> _Given exercise_: Search the records for the word "JSON" and pick out every line that has it.

(Data items)
** BEGIN **

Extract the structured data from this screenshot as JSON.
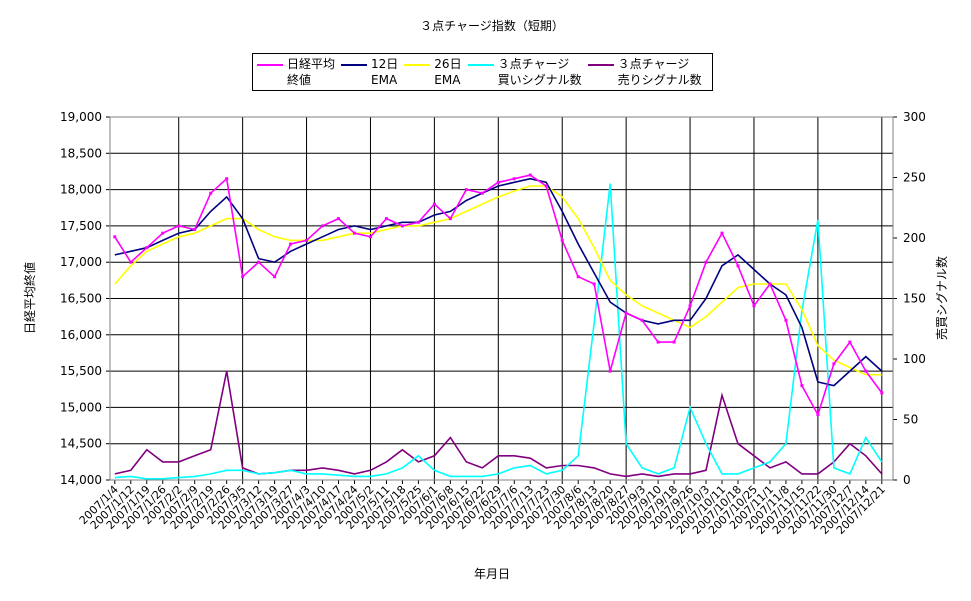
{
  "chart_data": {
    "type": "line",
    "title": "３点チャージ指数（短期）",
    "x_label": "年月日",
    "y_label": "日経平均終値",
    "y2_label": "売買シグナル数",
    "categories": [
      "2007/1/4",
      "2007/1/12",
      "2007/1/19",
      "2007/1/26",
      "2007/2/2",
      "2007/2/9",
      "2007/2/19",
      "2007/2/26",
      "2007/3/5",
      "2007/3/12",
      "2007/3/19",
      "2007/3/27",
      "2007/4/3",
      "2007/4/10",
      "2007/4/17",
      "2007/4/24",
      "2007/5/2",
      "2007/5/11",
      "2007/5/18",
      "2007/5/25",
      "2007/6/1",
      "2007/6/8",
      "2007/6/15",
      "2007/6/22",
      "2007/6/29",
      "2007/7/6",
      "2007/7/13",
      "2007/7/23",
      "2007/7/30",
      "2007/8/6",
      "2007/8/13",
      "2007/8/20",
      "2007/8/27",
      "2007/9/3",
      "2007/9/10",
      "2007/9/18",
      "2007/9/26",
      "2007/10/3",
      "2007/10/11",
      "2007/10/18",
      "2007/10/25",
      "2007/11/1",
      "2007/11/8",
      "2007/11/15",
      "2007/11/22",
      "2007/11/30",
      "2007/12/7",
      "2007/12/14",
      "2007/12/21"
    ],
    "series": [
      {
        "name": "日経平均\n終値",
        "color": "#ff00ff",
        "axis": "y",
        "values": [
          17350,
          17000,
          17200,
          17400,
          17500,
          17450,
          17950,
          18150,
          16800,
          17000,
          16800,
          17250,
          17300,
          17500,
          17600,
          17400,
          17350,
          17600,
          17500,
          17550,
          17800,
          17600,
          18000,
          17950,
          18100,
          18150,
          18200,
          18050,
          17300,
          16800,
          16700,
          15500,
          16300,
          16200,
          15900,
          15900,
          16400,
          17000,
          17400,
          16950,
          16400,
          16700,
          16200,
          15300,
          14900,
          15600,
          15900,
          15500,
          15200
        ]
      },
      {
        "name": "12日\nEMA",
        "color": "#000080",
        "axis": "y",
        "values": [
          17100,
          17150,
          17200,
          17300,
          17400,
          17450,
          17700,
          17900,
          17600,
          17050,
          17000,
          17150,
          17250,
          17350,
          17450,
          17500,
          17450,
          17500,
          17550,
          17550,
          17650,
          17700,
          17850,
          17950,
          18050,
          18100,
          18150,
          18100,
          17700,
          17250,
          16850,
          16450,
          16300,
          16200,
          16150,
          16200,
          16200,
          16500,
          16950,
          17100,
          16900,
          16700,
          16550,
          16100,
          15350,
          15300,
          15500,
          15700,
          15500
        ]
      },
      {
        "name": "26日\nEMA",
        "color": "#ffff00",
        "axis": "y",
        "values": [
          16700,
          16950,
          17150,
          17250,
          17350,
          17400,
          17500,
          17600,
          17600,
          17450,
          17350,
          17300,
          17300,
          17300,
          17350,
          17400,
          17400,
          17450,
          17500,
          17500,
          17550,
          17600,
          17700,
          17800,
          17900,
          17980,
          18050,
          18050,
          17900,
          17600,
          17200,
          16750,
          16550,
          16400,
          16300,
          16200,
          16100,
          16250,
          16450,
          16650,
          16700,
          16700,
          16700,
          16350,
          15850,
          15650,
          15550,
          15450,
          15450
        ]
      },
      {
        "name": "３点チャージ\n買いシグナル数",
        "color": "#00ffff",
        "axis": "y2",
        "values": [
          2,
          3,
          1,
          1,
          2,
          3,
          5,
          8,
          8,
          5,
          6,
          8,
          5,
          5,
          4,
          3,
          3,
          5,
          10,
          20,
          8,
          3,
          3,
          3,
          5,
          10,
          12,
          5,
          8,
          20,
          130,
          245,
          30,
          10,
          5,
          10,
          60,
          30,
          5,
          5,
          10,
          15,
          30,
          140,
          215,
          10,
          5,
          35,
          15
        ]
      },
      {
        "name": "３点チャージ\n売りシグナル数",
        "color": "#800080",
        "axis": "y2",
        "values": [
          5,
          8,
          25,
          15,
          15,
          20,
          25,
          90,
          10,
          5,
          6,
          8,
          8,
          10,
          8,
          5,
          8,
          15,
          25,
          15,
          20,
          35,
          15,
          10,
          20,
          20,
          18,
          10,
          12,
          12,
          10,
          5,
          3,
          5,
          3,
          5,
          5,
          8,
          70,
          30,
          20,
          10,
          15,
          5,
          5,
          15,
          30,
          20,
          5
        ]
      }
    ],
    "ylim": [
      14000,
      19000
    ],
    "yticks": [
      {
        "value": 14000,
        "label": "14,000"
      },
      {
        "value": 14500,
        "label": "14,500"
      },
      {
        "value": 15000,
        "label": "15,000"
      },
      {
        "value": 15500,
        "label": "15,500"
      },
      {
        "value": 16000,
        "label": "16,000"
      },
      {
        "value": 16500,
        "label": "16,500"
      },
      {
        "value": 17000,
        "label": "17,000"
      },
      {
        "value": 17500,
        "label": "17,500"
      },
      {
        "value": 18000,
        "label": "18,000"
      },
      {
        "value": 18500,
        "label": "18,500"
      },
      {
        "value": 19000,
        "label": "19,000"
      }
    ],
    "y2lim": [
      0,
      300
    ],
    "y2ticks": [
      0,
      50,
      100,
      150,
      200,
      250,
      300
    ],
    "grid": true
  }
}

** END **
** BEGIN **

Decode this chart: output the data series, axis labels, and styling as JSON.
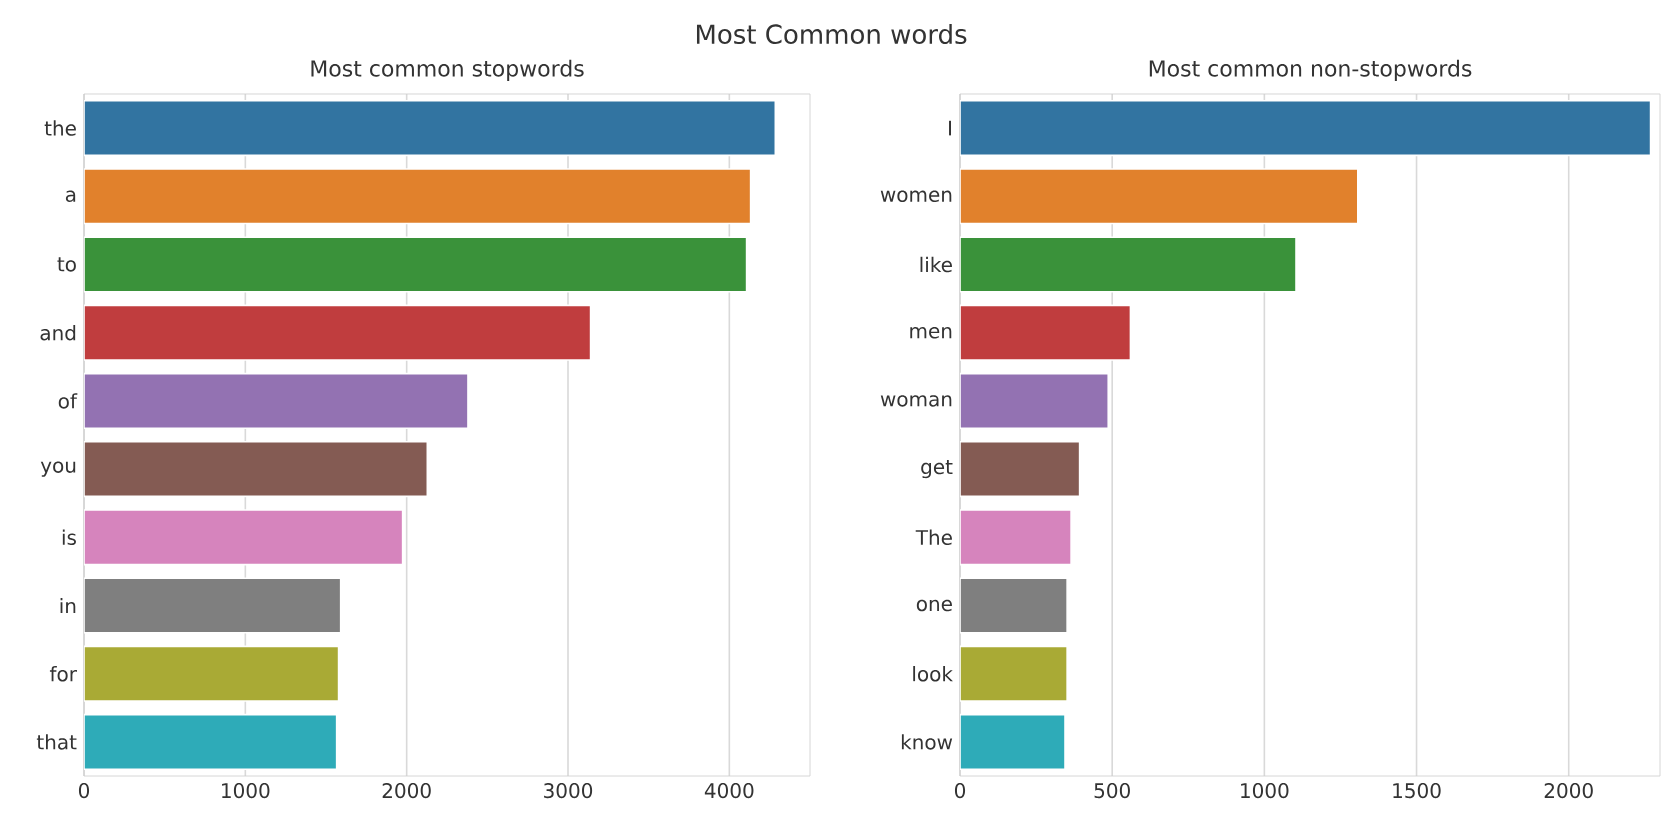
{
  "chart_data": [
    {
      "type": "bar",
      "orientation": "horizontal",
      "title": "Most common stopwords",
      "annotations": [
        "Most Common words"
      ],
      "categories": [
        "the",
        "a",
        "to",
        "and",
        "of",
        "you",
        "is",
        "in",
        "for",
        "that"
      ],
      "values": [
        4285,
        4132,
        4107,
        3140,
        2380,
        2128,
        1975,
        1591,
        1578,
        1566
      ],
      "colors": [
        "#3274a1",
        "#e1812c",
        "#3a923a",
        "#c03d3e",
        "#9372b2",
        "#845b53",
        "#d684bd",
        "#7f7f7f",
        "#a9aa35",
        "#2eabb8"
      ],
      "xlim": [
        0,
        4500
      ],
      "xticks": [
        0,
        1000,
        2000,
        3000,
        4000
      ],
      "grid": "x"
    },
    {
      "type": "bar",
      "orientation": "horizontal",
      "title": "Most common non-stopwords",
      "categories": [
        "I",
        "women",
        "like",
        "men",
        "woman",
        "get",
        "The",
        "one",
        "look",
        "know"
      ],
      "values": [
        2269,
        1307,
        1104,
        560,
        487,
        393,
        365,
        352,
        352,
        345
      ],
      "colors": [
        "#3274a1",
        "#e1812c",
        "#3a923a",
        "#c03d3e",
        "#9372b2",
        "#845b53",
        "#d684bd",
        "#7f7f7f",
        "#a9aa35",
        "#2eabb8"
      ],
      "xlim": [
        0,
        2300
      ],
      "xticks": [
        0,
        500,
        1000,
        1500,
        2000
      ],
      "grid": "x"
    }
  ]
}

** END **
** BEGIN **

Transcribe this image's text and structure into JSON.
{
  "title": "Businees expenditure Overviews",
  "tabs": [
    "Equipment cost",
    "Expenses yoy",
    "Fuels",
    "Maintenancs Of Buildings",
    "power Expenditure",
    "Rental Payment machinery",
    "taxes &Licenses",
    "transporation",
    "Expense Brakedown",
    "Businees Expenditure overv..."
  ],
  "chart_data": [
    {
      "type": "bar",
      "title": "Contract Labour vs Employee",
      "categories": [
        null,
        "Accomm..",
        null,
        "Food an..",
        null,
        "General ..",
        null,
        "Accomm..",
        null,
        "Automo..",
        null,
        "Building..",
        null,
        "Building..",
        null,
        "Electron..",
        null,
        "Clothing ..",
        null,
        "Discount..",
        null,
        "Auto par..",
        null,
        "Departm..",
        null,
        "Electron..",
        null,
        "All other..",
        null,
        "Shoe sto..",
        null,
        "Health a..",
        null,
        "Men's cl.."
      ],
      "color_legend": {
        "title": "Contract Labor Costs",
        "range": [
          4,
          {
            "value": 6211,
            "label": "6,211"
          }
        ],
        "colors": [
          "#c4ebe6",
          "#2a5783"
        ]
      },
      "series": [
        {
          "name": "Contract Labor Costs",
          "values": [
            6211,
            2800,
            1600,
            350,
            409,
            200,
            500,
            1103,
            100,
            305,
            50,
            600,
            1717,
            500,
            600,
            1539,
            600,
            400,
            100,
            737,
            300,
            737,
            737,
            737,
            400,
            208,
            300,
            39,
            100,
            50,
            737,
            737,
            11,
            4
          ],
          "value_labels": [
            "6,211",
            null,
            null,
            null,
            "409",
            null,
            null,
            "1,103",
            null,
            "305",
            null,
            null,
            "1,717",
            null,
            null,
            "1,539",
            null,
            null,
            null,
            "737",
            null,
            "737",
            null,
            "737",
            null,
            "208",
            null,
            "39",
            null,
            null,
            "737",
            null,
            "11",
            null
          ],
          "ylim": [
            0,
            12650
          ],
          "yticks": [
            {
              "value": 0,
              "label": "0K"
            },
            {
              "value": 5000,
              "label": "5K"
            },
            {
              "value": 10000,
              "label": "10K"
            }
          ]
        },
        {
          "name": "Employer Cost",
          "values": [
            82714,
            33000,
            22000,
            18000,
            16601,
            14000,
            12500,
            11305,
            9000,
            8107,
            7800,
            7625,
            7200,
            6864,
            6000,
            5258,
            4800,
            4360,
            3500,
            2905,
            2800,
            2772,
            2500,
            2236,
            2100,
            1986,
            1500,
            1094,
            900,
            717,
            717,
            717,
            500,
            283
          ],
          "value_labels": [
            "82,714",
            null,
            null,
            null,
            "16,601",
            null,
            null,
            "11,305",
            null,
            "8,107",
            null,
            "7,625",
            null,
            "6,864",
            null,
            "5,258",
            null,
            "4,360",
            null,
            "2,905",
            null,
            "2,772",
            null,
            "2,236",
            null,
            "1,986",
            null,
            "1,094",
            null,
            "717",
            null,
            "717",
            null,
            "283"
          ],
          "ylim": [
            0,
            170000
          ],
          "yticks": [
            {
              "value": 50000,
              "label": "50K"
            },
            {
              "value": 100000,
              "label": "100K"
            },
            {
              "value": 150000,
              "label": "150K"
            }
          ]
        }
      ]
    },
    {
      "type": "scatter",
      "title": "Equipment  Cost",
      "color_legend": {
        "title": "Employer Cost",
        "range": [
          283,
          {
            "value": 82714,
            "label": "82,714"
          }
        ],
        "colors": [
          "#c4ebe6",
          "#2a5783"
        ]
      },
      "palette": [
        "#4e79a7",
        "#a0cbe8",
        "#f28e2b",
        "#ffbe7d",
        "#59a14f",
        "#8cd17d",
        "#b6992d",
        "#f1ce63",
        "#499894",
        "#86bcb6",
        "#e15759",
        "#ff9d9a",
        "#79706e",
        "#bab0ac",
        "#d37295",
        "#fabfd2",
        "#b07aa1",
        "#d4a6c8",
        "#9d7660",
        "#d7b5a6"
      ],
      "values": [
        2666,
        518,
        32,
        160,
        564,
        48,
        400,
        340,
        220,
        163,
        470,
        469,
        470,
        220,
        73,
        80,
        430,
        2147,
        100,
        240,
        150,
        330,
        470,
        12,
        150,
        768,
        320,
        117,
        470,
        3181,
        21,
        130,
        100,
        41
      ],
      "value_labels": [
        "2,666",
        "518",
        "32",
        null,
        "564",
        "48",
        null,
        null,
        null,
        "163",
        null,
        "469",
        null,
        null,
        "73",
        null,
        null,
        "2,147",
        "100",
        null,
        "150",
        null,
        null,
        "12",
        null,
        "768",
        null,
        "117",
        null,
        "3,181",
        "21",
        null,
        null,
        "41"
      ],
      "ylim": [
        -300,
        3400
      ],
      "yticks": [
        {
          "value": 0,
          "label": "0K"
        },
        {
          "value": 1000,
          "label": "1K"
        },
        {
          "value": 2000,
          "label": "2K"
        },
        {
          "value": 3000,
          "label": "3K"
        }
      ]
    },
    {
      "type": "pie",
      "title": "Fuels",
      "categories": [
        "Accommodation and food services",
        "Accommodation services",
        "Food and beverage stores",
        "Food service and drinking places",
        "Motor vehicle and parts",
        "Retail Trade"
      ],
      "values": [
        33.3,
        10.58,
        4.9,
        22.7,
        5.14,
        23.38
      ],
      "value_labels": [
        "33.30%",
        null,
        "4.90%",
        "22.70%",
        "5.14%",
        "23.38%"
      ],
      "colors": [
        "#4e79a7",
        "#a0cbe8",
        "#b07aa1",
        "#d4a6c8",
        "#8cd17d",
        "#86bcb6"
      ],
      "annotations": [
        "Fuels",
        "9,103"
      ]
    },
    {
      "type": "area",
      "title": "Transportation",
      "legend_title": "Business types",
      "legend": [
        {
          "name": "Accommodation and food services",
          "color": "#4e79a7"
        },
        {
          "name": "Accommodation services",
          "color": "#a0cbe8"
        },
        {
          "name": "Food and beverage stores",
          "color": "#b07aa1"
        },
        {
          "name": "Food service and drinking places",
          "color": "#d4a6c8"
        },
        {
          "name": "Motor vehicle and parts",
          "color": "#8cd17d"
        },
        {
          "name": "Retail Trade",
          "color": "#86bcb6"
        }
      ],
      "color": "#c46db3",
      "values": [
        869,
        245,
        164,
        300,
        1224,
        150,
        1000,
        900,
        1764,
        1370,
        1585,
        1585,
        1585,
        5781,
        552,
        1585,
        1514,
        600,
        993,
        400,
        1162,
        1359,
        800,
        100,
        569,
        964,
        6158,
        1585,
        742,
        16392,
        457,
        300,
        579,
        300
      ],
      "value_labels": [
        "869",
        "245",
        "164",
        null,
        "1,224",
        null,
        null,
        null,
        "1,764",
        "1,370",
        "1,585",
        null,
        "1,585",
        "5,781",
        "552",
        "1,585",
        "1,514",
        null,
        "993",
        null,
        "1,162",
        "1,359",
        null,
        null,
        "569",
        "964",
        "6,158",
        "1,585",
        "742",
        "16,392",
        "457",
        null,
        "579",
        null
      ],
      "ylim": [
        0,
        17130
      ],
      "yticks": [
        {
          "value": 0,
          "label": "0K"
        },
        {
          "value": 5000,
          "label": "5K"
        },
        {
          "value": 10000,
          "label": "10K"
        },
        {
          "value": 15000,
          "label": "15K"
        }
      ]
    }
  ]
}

** END **

> _The solution_:
Extract the structured data from this screenshot as JSON.
Decode this chart: output the data series, axis labels, and styling as JSON.
Transcribe this image's text and structure into JSON.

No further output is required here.